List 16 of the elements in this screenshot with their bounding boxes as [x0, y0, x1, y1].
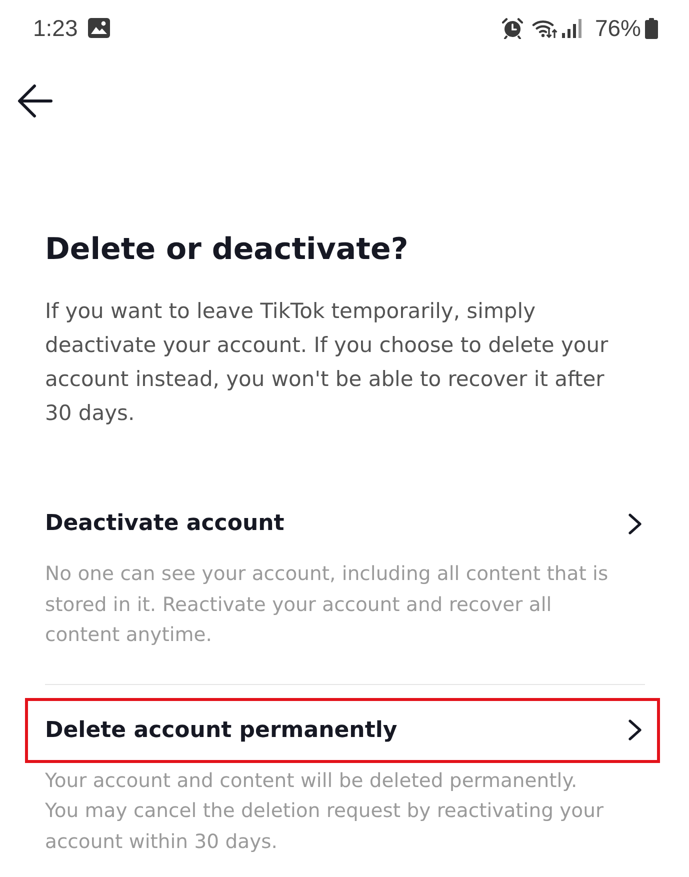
- status-time: 1:23: [33, 14, 78, 42]
- option-button[interactable]: Deactivate account: [25, 491, 660, 556]
- battery-icon: [645, 18, 658, 38]
- battery-percent: 76%: [594, 14, 641, 42]
- page-title: Delete or deactivate?: [45, 231, 410, 269]
- chevron-right-icon: [628, 512, 642, 534]
- alarm-icon: [502, 18, 523, 38]
- option-description: No one can see your account, including all content that is stored in it. Reactivate your account and recover all content anytime.: [45, 561, 610, 648]
- intro-text: If you want to leave TikTok temporarily, simply deactivate your account. If you choose to delete your account instead, you won't be able to recover it after 30 days.: [45, 298, 610, 427]
- option-button[interactable]: Delete account permanently: [25, 698, 660, 762]
- image-icon: [88, 18, 110, 38]
- chevron-right-icon: [628, 719, 642, 741]
- option-description: Your account and content will be deleted permanently. You may cancel the deletion request by reactivating your account within 30 days.: [45, 768, 604, 854]
- back-arrow-icon[interactable]: [17, 84, 53, 118]
- signal-icon: [562, 18, 584, 38]
- wifi-icon: [532, 18, 558, 38]
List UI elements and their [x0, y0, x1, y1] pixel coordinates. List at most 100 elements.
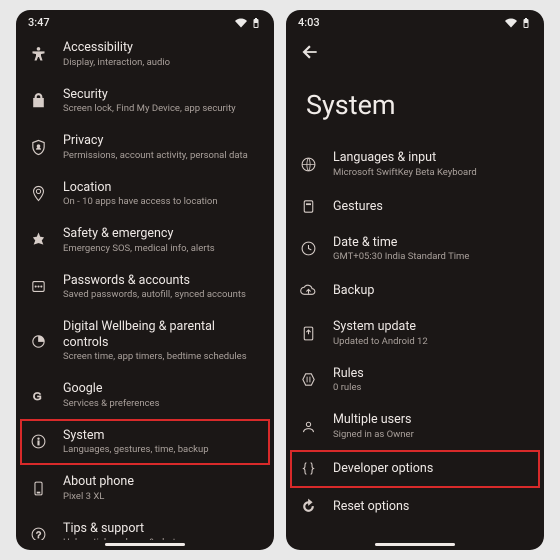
title: Developer options — [333, 461, 530, 477]
wellbeing-icon — [28, 331, 48, 351]
settings-list[interactable]: Accessibility Display, interaction, audi… — [16, 31, 274, 540]
title: Digital Wellbeing & parental controls — [63, 319, 260, 350]
rules-icon — [298, 370, 318, 390]
subtitle: Emergency SOS, medical info, alerts — [63, 243, 260, 255]
subtitle: Display, interaction, audio — [63, 57, 260, 69]
google-icon: G — [28, 385, 48, 405]
reset-icon — [298, 497, 318, 517]
text: About phone Pixel 3 XL — [63, 474, 260, 503]
title: Security — [63, 87, 260, 103]
text: Backup — [333, 283, 530, 299]
subtitle: Permissions, account activity, personal … — [63, 150, 260, 162]
lock-icon — [28, 91, 48, 111]
system-item-users[interactable]: Multiple users Signed in as Owner — [290, 403, 540, 450]
settings-item-wellbeing[interactable]: Digital Wellbeing & parental controls Sc… — [20, 310, 270, 372]
page-title: System — [300, 63, 530, 139]
subtitle: Screen lock, Find My Device, app securit… — [63, 103, 260, 115]
backup-icon — [298, 281, 318, 301]
phone-icon — [28, 478, 48, 498]
text: Tips & support Help articles, phone & ch… — [63, 521, 260, 540]
settings-item-about[interactable]: About phone Pixel 3 XL — [20, 465, 270, 512]
update-icon — [298, 323, 318, 343]
clock-icon — [298, 239, 318, 259]
system-item-rules[interactable]: Rules 0 rules — [290, 357, 540, 404]
users-icon — [298, 416, 318, 436]
status-bar: 3:47 — [16, 10, 274, 31]
settings-item-google[interactable]: G Google Services & preferences — [20, 372, 270, 419]
header: System — [286, 31, 544, 141]
battery-icon — [520, 17, 532, 29]
help-icon: ? — [28, 525, 48, 540]
settings-item-passwords[interactable]: Passwords & accounts Saved passwords, au… — [20, 264, 270, 311]
accessibility-icon — [28, 44, 48, 64]
system-list[interactable]: Languages & input Microsoft SwiftKey Bet… — [286, 141, 544, 540]
subtitle: Help articles, phone & chat — [63, 537, 260, 540]
text: Rules 0 rules — [333, 366, 530, 395]
title: Safety & emergency — [63, 226, 260, 242]
globe-icon — [298, 154, 318, 174]
settings-item-safety[interactable]: Safety & emergency Emergency SOS, medica… — [20, 217, 270, 264]
svg-text:G: G — [32, 391, 41, 403]
text: Languages & input Microsoft SwiftKey Bet… — [333, 150, 530, 179]
privacy-icon — [28, 137, 48, 157]
text: Multiple users Signed in as Owner — [333, 412, 530, 441]
title: System — [63, 428, 260, 444]
title: Accessibility — [63, 40, 260, 56]
system-item-developer[interactable]: Developer options — [290, 450, 540, 488]
system-item-languages[interactable]: Languages & input Microsoft SwiftKey Bet… — [290, 141, 540, 188]
nav-handle[interactable] — [105, 543, 185, 546]
settings-item-tips[interactable]: ? Tips & support Help articles, phone & … — [20, 512, 270, 540]
settings-item-system[interactable]: System Languages, gestures, time, backup — [20, 419, 270, 466]
text: Security Screen lock, Find My Device, ap… — [63, 87, 260, 116]
title: Backup — [333, 283, 530, 299]
system-item-update[interactable]: System update Updated to Android 12 — [290, 310, 540, 357]
title: Location — [63, 180, 260, 196]
title: Reset options — [333, 499, 530, 515]
subtitle: Screen time, app timers, bedtime schedul… — [63, 351, 260, 363]
system-screen-right: 4:03 System Languages & input Microsoft … — [286, 10, 544, 550]
status-bar: 4:03 — [286, 10, 544, 31]
text: Safety & emergency Emergency SOS, medica… — [63, 226, 260, 255]
system-item-reset[interactable]: Reset options — [290, 488, 540, 526]
text: System Languages, gestures, time, backup — [63, 428, 260, 457]
braces-icon — [298, 459, 318, 479]
svg-text:?: ? — [36, 530, 41, 540]
settings-item-security[interactable]: Security Screen lock, Find My Device, ap… — [20, 78, 270, 125]
text: Reset options — [333, 499, 530, 515]
subtitle: On - 10 apps have access to location — [63, 196, 260, 208]
arrow-back-icon — [300, 42, 320, 62]
subtitle: Saved passwords, autofill, synced accoun… — [63, 289, 260, 301]
title: Rules — [333, 366, 530, 382]
system-item-datetime[interactable]: Date & time GMT+05:30 India Standard Tim… — [290, 226, 540, 273]
system-item-gestures[interactable]: Gestures — [290, 188, 540, 226]
clock: 3:47 — [28, 16, 50, 29]
subtitle: Languages, gestures, time, backup — [63, 444, 260, 456]
settings-screen-left: 3:47 Accessibility Display, interaction,… — [16, 10, 274, 550]
title: Privacy — [63, 133, 260, 149]
text: Gestures — [333, 199, 530, 215]
settings-item-privacy[interactable]: Privacy Permissions, account activity, p… — [20, 124, 270, 171]
clock: 4:03 — [298, 16, 320, 29]
back-button[interactable] — [300, 41, 322, 63]
title: System update — [333, 319, 530, 335]
gestures-icon — [298, 197, 318, 217]
emergency-icon — [28, 230, 48, 250]
text: System update Updated to Android 12 — [333, 319, 530, 348]
nav-handle[interactable] — [375, 543, 455, 546]
title: Gestures — [333, 199, 530, 215]
text: Location On - 10 apps have access to loc… — [63, 180, 260, 209]
title: Languages & input — [333, 150, 530, 166]
key-icon — [28, 277, 48, 297]
system-item-backup[interactable]: Backup — [290, 272, 540, 310]
wifi-icon — [505, 17, 517, 29]
settings-item-location[interactable]: Location On - 10 apps have access to loc… — [20, 171, 270, 218]
subtitle: Services & preferences — [63, 398, 260, 410]
title: Google — [63, 381, 260, 397]
location-icon — [28, 184, 48, 204]
settings-item-accessibility[interactable]: Accessibility Display, interaction, audi… — [20, 31, 270, 78]
battery-icon — [250, 17, 262, 29]
title: Passwords & accounts — [63, 273, 260, 289]
title: Tips & support — [63, 521, 260, 537]
text: Privacy Permissions, account activity, p… — [63, 133, 260, 162]
subtitle: GMT+05:30 India Standard Time — [333, 251, 530, 263]
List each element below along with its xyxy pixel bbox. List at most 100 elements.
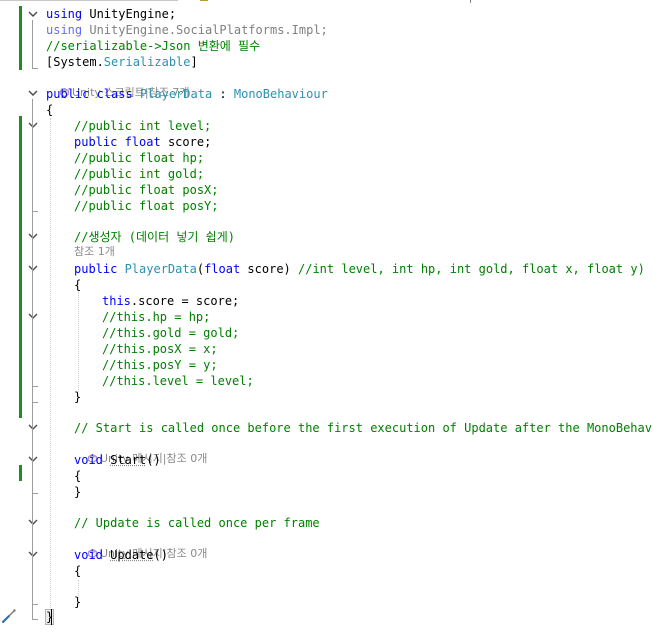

Instructions for the task
Transcribe every line of the records above exactly, leaving out the pictures.

Result for this exercise
List 16 of the elements in this screenshot with their bounding boxes as [x0, y0, x1, y1].
- status-time: 1:23: [33, 14, 78, 42]
- option-button[interactable]: Deactivate account: [25, 491, 660, 556]
- battery-icon: [645, 18, 658, 38]
- battery-percent: 76%: [594, 14, 641, 42]
- page-title: Delete or deactivate?: [45, 231, 410, 269]
- chevron-right-icon: [628, 512, 642, 534]
- alarm-icon: [502, 18, 523, 38]
- option-description: No one can see your account, including all content that is stored in it. Reactivate your account and recover all content anytime.: [45, 561, 610, 648]
- intro-text: If you want to leave TikTok temporarily, simply deactivate your account. If you choose to delete your account instead, you won't be able to recover it after 30 days.: [45, 298, 610, 427]
- option-button[interactable]: Delete account permanently: [25, 698, 660, 762]
- image-icon: [88, 18, 110, 38]
- chevron-right-icon: [628, 719, 642, 741]
- option-description: Your account and content will be deleted permanently. You may cancel the deletion request by reactivating your account within 30 days.: [45, 768, 604, 854]
- back-arrow-icon[interactable]: [17, 84, 53, 118]
- signal-icon: [562, 18, 584, 38]
- wifi-icon: [532, 18, 558, 38]
List UI elements and their [x0, y0, x1, y1] pixel coordinates. List at most 100 elements.
title: Developer options — [333, 461, 530, 477]
wellbeing-icon — [28, 331, 48, 351]
settings-list[interactable]: Accessibility Display, interaction, audi… — [16, 31, 274, 540]
title: Digital Wellbeing & parental controls — [63, 319, 260, 350]
rules-icon — [298, 370, 318, 390]
subtitle: Emergency SOS, medical info, alerts — [63, 243, 260, 255]
subtitle: Display, interaction, audio — [63, 57, 260, 69]
google-icon: G — [28, 385, 48, 405]
reset-icon — [298, 497, 318, 517]
text: About phone Pixel 3 XL — [63, 474, 260, 503]
title: Security — [63, 87, 260, 103]
text: Backup — [333, 283, 530, 299]
subtitle: Permissions, account activity, personal … — [63, 150, 260, 162]
lock-icon — [28, 91, 48, 111]
system-item-users[interactable]: Multiple users Signed in as Owner — [290, 403, 540, 450]
settings-item-wellbeing[interactable]: Digital Wellbeing & parental controls Sc… — [20, 310, 270, 372]
page-title: System — [300, 63, 530, 139]
subtitle: Screen lock, Find My Device, app securit… — [63, 103, 260, 115]
backup-icon — [298, 281, 318, 301]
phone-icon — [28, 478, 48, 498]
text: Tips & support Help articles, phone & ch… — [63, 521, 260, 540]
settings-item-about[interactable]: About phone Pixel 3 XL — [20, 465, 270, 512]
update-icon — [298, 323, 318, 343]
clock-icon — [298, 239, 318, 259]
system-item-rules[interactable]: Rules 0 rules — [290, 357, 540, 404]
users-icon — [298, 416, 318, 436]
status-bar: 3:47 — [16, 10, 274, 31]
settings-item-google[interactable]: G Google Services & preferences — [20, 372, 270, 419]
header: System — [286, 31, 544, 141]
battery-icon — [520, 17, 532, 29]
help-icon: ? — [28, 525, 48, 540]
settings-item-passwords[interactable]: Passwords & accounts Saved passwords, au… — [20, 264, 270, 311]
accessibility-icon — [28, 44, 48, 64]
system-list[interactable]: Languages & input Microsoft SwiftKey Bet… — [286, 141, 544, 540]
subtitle: Help articles, phone & chat — [63, 537, 260, 540]
text: Rules 0 rules — [333, 366, 530, 395]
title: Safety & emergency — [63, 226, 260, 242]
globe-icon — [298, 154, 318, 174]
settings-item-safety[interactable]: Safety & emergency Emergency SOS, medica… — [20, 217, 270, 264]
svg-text:G: G — [32, 391, 41, 403]
text: Languages & input Microsoft SwiftKey Bet… — [333, 150, 530, 179]
privacy-icon — [28, 137, 48, 157]
text: Multiple users Signed in as Owner — [333, 412, 530, 441]
title: System — [63, 428, 260, 444]
title: Accessibility — [63, 40, 260, 56]
system-item-developer[interactable]: Developer options — [290, 450, 540, 488]
system-item-languages[interactable]: Languages & input Microsoft SwiftKey Bet… — [290, 141, 540, 188]
nav-handle[interactable] — [105, 543, 185, 546]
settings-item-tips[interactable]: ? Tips & support Help articles, phone & … — [20, 512, 270, 540]
settings-item-system[interactable]: System Languages, gestures, time, backup — [20, 419, 270, 466]
text: Security Screen lock, Find My Device, ap… — [63, 87, 260, 116]
title: Backup — [333, 283, 530, 299]
system-item-update[interactable]: System update Updated to Android 12 — [290, 310, 540, 357]
title: Location — [63, 180, 260, 196]
title: Reset options — [333, 499, 530, 515]
subtitle: Screen time, app timers, bedtime schedul… — [63, 351, 260, 363]
system-screen-right: 4:03 System Languages & input Microsoft … — [286, 10, 544, 550]
status-bar: 4:03 — [286, 10, 544, 31]
text: Safety & emergency Emergency SOS, medica… — [63, 226, 260, 255]
system-item-reset[interactable]: Reset options — [290, 488, 540, 526]
text: System Languages, gestures, time, backup — [63, 428, 260, 457]
braces-icon — [298, 459, 318, 479]
svg-text:?: ? — [36, 530, 41, 540]
settings-item-security[interactable]: Security Screen lock, Find My Device, ap… — [20, 78, 270, 125]
text: Reset options — [333, 499, 530, 515]
subtitle: On - 10 apps have access to location — [63, 196, 260, 208]
arrow-back-icon — [300, 42, 320, 62]
subtitle: Saved passwords, autofill, synced accoun… — [63, 289, 260, 301]
title: Rules — [333, 366, 530, 382]
system-item-datetime[interactable]: Date & time GMT+05:30 India Standard Tim… — [290, 226, 540, 273]
system-item-gestures[interactable]: Gestures — [290, 188, 540, 226]
clock: 3:47 — [28, 16, 50, 29]
subtitle: Languages, gestures, time, backup — [63, 444, 260, 456]
settings-screen-left: 3:47 Accessibility Display, interaction,… — [16, 10, 274, 550]
title: Privacy — [63, 133, 260, 149]
text: Gestures — [333, 199, 530, 215]
settings-item-privacy[interactable]: Privacy Permissions, account activity, p… — [20, 124, 270, 171]
clock: 4:03 — [298, 16, 320, 29]
back-button[interactable] — [300, 41, 322, 63]
title: System update — [333, 319, 530, 335]
gestures-icon — [298, 197, 318, 217]
emergency-icon — [28, 230, 48, 250]
text: System update Updated to Android 12 — [333, 319, 530, 348]
nav-handle[interactable] — [375, 543, 455, 546]
title: Gestures — [333, 199, 530, 215]
text: Location On - 10 apps have access to loc… — [63, 180, 260, 209]
title: Languages & input — [333, 150, 530, 166]
key-icon — [28, 277, 48, 297]
system-item-backup[interactable]: Backup — [290, 272, 540, 310]
wifi-icon — [505, 17, 517, 29]
settings-item-location[interactable]: Location On - 10 apps have access to loc… — [20, 171, 270, 218]
subtitle: Services & preferences — [63, 398, 260, 410]
title: Google — [63, 381, 260, 397]
location-icon — [28, 184, 48, 204]
settings-item-accessibility[interactable]: Accessibility Display, interaction, audi… — [20, 31, 270, 78]
battery-icon — [250, 17, 262, 29]
title: Passwords & accounts — [63, 273, 260, 289]
title: Tips & support — [63, 521, 260, 537]
text: Privacy Permissions, account activity, p… — [63, 133, 260, 162]
subtitle: GMT+05:30 India Standard Time — [333, 251, 530, 263]
List each element below along with its xyxy pixel bbox. List at most 100 elements.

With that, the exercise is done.